══ Items
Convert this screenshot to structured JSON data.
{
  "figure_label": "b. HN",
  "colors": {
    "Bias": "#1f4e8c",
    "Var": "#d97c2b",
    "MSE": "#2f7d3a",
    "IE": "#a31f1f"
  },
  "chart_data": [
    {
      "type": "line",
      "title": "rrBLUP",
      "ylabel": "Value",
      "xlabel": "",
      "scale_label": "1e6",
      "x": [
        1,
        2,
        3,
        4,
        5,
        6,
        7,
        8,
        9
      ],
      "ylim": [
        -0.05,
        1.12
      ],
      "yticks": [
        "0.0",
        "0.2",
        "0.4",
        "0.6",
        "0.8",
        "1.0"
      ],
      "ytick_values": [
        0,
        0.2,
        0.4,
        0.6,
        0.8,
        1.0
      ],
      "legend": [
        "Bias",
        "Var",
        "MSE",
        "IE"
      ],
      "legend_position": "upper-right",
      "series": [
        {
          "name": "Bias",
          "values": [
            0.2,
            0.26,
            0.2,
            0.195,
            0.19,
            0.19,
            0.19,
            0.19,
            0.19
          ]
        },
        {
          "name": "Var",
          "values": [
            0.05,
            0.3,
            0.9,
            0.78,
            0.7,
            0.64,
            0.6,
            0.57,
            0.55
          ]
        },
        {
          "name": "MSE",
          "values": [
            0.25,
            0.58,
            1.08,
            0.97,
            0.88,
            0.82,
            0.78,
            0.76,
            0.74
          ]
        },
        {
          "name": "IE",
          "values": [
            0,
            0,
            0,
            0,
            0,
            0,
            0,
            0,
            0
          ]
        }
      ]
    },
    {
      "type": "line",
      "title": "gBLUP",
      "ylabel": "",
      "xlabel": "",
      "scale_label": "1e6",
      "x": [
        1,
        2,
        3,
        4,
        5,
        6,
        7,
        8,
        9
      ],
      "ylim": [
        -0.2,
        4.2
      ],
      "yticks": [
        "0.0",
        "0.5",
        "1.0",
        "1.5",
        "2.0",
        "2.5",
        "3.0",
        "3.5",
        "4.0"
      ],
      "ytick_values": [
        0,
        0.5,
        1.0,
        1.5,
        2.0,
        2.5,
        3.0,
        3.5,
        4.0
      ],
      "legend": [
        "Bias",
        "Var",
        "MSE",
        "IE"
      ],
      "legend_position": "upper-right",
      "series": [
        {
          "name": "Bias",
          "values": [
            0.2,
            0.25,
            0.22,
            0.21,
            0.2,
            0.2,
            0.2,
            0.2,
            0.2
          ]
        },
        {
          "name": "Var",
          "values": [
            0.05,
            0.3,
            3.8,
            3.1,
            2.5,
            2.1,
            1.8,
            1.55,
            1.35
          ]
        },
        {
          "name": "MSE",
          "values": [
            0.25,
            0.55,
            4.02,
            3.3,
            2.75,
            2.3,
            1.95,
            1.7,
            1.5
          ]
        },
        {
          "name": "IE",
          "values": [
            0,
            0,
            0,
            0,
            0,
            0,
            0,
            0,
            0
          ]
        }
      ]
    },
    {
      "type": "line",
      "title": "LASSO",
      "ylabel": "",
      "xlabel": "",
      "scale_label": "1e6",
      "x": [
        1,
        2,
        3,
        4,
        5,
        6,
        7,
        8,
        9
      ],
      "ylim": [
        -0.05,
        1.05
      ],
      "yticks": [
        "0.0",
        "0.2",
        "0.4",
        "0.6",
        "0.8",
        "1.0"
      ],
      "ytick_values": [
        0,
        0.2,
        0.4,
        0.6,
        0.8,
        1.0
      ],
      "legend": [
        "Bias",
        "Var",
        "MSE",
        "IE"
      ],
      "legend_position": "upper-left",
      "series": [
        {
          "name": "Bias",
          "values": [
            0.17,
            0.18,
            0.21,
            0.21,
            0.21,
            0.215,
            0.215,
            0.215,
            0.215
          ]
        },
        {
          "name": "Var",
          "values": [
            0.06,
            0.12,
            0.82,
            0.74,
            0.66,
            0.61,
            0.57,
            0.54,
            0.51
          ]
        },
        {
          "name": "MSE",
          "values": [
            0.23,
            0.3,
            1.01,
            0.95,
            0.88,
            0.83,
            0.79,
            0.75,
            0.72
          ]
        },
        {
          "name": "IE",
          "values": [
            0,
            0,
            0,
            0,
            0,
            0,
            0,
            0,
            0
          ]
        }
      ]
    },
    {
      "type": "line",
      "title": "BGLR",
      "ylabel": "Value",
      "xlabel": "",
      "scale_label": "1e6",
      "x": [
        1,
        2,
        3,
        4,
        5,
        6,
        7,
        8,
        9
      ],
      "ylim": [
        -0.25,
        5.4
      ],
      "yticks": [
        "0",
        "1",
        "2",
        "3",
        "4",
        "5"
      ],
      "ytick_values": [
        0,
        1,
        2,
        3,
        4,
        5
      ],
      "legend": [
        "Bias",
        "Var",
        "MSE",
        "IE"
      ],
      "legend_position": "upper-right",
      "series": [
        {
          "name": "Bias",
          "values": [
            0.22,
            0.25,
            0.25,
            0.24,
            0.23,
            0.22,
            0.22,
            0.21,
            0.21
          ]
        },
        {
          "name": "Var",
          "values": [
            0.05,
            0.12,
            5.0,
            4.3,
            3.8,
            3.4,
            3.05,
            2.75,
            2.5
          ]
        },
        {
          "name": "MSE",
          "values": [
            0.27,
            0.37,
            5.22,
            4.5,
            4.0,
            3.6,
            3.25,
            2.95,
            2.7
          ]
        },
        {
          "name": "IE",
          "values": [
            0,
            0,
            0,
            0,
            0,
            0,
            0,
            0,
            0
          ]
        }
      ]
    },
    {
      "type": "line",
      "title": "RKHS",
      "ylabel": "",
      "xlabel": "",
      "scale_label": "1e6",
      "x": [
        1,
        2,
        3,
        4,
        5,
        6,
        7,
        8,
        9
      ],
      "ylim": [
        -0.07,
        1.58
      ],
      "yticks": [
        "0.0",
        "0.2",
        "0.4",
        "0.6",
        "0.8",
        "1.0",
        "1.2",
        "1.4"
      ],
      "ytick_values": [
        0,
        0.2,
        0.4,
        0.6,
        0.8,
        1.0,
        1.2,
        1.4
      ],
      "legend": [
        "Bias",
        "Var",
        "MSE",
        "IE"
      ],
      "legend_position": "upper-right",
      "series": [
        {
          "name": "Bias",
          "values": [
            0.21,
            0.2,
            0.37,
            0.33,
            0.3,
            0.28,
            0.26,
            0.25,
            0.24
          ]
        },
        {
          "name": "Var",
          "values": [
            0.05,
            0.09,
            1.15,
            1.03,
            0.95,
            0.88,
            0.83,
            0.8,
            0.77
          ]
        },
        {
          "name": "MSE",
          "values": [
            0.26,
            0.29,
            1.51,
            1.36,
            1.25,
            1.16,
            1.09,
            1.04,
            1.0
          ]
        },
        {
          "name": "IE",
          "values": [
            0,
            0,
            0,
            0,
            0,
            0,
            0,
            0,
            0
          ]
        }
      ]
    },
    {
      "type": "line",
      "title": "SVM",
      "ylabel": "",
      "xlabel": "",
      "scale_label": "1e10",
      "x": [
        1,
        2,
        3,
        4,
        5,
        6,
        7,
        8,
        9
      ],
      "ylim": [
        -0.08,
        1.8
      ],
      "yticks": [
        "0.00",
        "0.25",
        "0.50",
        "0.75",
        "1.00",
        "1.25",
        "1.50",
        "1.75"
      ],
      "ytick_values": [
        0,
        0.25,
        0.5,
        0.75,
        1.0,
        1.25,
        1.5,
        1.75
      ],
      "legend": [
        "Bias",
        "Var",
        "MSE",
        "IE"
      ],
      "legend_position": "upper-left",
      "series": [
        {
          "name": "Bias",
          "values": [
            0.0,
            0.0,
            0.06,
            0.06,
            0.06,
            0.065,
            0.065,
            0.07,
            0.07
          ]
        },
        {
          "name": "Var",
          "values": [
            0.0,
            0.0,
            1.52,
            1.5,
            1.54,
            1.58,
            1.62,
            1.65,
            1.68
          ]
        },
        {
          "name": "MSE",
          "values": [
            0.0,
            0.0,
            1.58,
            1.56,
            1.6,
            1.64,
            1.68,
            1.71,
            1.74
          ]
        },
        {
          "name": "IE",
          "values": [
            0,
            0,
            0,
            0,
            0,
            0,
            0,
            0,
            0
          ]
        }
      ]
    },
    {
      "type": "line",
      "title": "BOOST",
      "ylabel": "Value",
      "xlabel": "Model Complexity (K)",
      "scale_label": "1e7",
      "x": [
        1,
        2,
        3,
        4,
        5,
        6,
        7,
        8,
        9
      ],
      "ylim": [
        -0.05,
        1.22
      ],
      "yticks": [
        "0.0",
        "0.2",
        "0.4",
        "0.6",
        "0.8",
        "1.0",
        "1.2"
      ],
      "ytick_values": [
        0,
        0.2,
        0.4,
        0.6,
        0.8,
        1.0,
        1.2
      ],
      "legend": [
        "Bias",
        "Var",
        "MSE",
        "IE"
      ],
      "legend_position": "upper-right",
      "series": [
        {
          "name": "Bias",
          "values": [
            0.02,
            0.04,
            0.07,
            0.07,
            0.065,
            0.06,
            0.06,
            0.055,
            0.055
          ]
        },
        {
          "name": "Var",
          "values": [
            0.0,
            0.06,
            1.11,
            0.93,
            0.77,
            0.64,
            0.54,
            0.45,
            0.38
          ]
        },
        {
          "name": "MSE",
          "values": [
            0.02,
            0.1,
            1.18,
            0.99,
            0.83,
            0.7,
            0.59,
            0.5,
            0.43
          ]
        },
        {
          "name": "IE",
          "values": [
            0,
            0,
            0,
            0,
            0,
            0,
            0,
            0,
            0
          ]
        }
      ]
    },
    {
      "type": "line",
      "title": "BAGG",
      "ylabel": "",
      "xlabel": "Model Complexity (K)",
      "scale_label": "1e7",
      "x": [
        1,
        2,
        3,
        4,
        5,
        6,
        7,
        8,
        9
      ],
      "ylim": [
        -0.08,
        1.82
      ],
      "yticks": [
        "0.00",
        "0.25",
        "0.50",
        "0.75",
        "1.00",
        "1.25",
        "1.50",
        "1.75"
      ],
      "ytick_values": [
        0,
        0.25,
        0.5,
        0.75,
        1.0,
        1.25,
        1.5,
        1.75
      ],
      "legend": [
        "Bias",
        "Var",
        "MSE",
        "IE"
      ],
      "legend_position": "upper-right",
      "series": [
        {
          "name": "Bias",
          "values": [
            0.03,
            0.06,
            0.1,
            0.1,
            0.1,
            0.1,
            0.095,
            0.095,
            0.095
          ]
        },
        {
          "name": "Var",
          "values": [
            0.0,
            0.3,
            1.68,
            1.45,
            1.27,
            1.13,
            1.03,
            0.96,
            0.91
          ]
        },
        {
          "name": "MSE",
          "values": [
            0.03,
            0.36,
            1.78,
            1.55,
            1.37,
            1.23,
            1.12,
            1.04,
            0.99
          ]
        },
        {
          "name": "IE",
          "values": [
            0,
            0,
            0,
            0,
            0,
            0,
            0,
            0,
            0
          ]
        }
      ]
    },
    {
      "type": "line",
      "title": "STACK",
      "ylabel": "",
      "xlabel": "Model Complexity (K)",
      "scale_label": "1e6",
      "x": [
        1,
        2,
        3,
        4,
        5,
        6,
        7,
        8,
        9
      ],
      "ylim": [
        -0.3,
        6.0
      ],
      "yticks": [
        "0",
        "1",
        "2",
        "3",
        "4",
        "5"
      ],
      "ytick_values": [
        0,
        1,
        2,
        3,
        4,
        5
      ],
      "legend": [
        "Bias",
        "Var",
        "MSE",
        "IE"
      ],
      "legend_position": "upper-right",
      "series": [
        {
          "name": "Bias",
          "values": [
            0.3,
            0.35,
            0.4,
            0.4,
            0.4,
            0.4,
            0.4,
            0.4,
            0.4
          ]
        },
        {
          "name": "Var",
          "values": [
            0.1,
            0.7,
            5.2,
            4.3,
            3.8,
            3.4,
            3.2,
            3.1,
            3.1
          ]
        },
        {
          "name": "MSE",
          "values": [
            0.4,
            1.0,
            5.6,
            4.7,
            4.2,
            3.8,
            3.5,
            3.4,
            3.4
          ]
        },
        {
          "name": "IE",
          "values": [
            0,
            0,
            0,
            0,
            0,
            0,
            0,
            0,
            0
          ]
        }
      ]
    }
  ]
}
════
**Exercise instructions:** How many lines in the data contain the string "title"? Respond with the number only.

**Complete answer:** 9